* Start Records for processing *
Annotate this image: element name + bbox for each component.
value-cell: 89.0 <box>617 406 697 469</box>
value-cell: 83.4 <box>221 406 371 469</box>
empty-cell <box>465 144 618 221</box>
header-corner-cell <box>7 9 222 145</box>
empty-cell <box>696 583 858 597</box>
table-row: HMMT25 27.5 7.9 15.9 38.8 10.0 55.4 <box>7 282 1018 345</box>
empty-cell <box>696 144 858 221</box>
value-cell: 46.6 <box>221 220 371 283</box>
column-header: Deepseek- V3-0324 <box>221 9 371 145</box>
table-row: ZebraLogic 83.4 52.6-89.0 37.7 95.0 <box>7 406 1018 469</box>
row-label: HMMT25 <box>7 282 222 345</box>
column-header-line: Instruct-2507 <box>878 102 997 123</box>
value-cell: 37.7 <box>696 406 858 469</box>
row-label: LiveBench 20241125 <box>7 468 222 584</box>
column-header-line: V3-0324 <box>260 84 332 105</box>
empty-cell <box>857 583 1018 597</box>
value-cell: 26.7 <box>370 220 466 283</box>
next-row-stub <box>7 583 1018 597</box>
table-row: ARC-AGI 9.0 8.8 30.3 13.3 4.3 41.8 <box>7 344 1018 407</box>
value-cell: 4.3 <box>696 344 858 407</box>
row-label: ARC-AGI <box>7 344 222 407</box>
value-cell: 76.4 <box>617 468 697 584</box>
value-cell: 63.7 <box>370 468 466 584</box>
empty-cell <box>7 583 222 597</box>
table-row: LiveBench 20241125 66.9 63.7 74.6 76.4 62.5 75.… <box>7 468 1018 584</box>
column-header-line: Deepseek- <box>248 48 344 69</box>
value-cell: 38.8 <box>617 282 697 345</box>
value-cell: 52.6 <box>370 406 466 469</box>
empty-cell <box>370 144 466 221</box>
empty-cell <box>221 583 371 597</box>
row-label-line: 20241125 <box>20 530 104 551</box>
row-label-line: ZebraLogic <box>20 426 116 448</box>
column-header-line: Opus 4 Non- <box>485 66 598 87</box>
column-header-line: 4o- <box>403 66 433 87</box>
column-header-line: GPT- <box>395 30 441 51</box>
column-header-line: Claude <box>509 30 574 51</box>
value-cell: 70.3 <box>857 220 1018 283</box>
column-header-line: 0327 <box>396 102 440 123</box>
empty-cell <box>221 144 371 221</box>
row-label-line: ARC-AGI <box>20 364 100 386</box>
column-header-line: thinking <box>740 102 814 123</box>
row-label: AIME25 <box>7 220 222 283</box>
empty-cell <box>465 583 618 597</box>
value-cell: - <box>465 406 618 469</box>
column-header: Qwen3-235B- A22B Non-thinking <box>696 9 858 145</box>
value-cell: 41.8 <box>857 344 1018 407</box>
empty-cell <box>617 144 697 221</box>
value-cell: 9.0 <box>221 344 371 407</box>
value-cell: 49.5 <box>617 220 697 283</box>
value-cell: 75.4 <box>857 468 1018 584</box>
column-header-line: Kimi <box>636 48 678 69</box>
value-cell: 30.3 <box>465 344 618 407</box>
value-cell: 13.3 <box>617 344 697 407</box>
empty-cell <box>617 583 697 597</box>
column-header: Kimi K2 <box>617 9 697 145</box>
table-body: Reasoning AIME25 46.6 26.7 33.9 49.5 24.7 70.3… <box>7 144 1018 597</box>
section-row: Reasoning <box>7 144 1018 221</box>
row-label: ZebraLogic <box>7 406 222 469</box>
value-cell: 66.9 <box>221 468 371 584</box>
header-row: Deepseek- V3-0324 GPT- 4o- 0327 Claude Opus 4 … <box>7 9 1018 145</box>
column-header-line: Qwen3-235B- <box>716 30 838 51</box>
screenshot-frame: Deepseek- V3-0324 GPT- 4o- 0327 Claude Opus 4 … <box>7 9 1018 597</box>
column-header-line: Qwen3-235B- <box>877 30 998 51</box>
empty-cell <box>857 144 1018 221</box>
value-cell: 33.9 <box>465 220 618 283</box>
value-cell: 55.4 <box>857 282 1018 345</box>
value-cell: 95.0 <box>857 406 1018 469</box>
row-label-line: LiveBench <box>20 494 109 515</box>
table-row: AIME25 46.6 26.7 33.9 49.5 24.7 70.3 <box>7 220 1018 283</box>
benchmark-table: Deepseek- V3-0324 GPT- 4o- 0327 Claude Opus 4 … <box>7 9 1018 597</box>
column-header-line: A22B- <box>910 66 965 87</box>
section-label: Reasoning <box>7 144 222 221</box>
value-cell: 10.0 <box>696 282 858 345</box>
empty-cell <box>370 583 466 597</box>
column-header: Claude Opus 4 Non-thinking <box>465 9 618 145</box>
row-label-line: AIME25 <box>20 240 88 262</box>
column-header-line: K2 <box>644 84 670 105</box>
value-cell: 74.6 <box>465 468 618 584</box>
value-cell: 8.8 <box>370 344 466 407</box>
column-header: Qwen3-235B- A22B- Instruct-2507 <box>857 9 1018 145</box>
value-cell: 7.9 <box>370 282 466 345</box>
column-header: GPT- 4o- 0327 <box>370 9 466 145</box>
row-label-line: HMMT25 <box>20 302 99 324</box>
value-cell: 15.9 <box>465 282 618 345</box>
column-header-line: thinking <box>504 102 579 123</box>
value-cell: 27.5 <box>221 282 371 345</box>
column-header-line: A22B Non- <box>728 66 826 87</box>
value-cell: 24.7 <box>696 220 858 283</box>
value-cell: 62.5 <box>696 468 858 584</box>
* End Records for processing *
#### What you should do:
Rewrite every line of the material above, replacing "empty-cell" with "blank-cell" and leaving everything else unchanged.

#### Correct result:
Annotate this image: element name + bbox for each component.
value-cell: 89.0 <box>617 406 697 469</box>
value-cell: 83.4 <box>221 406 371 469</box>
blank-cell <box>465 144 618 221</box>
header-corner-cell <box>7 9 222 145</box>
blank-cell <box>696 583 858 597</box>
table-row: HMMT25 27.5 7.9 15.9 38.8 10.0 55.4 <box>7 282 1018 345</box>
blank-cell <box>696 144 858 221</box>
value-cell: 46.6 <box>221 220 371 283</box>
column-header: Deepseek- V3-0324 <box>221 9 371 145</box>
table-row: ZebraLogic 83.4 52.6-89.0 37.7 95.0 <box>7 406 1018 469</box>
row-label: HMMT25 <box>7 282 222 345</box>
column-header-line: Instruct-2507 <box>878 102 997 123</box>
value-cell: 37.7 <box>696 406 858 469</box>
row-label: LiveBench 20241125 <box>7 468 222 584</box>
column-header-line: V3-0324 <box>260 84 332 105</box>
blank-cell <box>857 583 1018 597</box>
value-cell: 26.7 <box>370 220 466 283</box>
next-row-stub <box>7 583 1018 597</box>
table-row: ARC-AGI 9.0 8.8 30.3 13.3 4.3 41.8 <box>7 344 1018 407</box>
value-cell: 4.3 <box>696 344 858 407</box>
row-label: ARC-AGI <box>7 344 222 407</box>
value-cell: 76.4 <box>617 468 697 584</box>
value-cell: 63.7 <box>370 468 466 584</box>
blank-cell <box>7 583 222 597</box>
table-row: LiveBench 20241125 66.9 63.7 74.6 76.4 62.5 75.… <box>7 468 1018 584</box>
column-header-line: Deepseek- <box>248 48 344 69</box>
value-cell: 38.8 <box>617 282 697 345</box>
value-cell: 52.6 <box>370 406 466 469</box>
blank-cell <box>370 144 466 221</box>
blank-cell <box>221 583 371 597</box>
row-label-line: 20241125 <box>20 530 104 551</box>
row-label-line: ZebraLogic <box>20 426 116 448</box>
column-header-line: Opus 4 Non- <box>485 66 598 87</box>
column-header-line: 4o- <box>403 66 433 87</box>
column-header-line: GPT- <box>395 30 441 51</box>
column-header-line: Claude <box>509 30 574 51</box>
value-cell: 70.3 <box>857 220 1018 283</box>
column-header-line: 0327 <box>396 102 440 123</box>
blank-cell <box>221 144 371 221</box>
row-label-line: ARC-AGI <box>20 364 100 386</box>
column-header-line: thinking <box>740 102 814 123</box>
row-label: AIME25 <box>7 220 222 283</box>
blank-cell <box>465 583 618 597</box>
value-cell: - <box>465 406 618 469</box>
column-header: Qwen3-235B- A22B Non-thinking <box>696 9 858 145</box>
value-cell: 41.8 <box>857 344 1018 407</box>
blank-cell <box>617 144 697 221</box>
value-cell: 9.0 <box>221 344 371 407</box>
value-cell: 49.5 <box>617 220 697 283</box>
value-cell: 75.4 <box>857 468 1018 584</box>
column-header-line: Kimi <box>636 48 678 69</box>
value-cell: 30.3 <box>465 344 618 407</box>
value-cell: 13.3 <box>617 344 697 407</box>
blank-cell <box>617 583 697 597</box>
column-header: Kimi K2 <box>617 9 697 145</box>
table-body: Reasoning AIME25 46.6 26.7 33.9 49.5 24.7 70.3… <box>7 144 1018 597</box>
section-row: Reasoning <box>7 144 1018 221</box>
row-label: ZebraLogic <box>7 406 222 469</box>
value-cell: 66.9 <box>221 468 371 584</box>
header-row: Deepseek- V3-0324 GPT- 4o- 0327 Claude Opus 4 … <box>7 9 1018 145</box>
column-header-line: Qwen3-235B- <box>716 30 838 51</box>
screenshot-frame: Deepseek- V3-0324 GPT- 4o- 0327 Claude Opus 4 … <box>7 9 1018 597</box>
column-header-line: Qwen3-235B- <box>877 30 998 51</box>
blank-cell <box>857 144 1018 221</box>
value-cell: 33.9 <box>465 220 618 283</box>
value-cell: 55.4 <box>857 282 1018 345</box>
value-cell: 95.0 <box>857 406 1018 469</box>
row-label-line: LiveBench <box>20 494 109 515</box>
table-row: AIME25 46.6 26.7 33.9 49.5 24.7 70.3 <box>7 220 1018 283</box>
benchmark-table: Deepseek- V3-0324 GPT- 4o- 0327 Claude Opus 4 … <box>7 9 1018 597</box>
column-header-line: A22B- <box>910 66 965 87</box>
section-label: Reasoning <box>7 144 222 221</box>
value-cell: 10.0 <box>696 282 858 345</box>
blank-cell <box>370 583 466 597</box>
column-header: Claude Opus 4 Non-thinking <box>465 9 618 145</box>
row-label-line: AIME25 <box>20 240 88 262</box>
column-header-line: K2 <box>644 84 670 105</box>
value-cell: 74.6 <box>465 468 618 584</box>
value-cell: 8.8 <box>370 344 466 407</box>
column-header: Qwen3-235B- A22B- Instruct-2507 <box>857 9 1018 145</box>
value-cell: 7.9 <box>370 282 466 345</box>
column-header: GPT- 4o- 0327 <box>370 9 466 145</box>
row-label-line: HMMT25 <box>20 302 99 324</box>
value-cell: 15.9 <box>465 282 618 345</box>
column-header-line: thinking <box>504 102 579 123</box>
value-cell: 27.5 <box>221 282 371 345</box>
column-header-line: A22B Non- <box>728 66 826 87</box>
value-cell: 24.7 <box>696 220 858 283</box>
value-cell: 62.5 <box>696 468 858 584</box>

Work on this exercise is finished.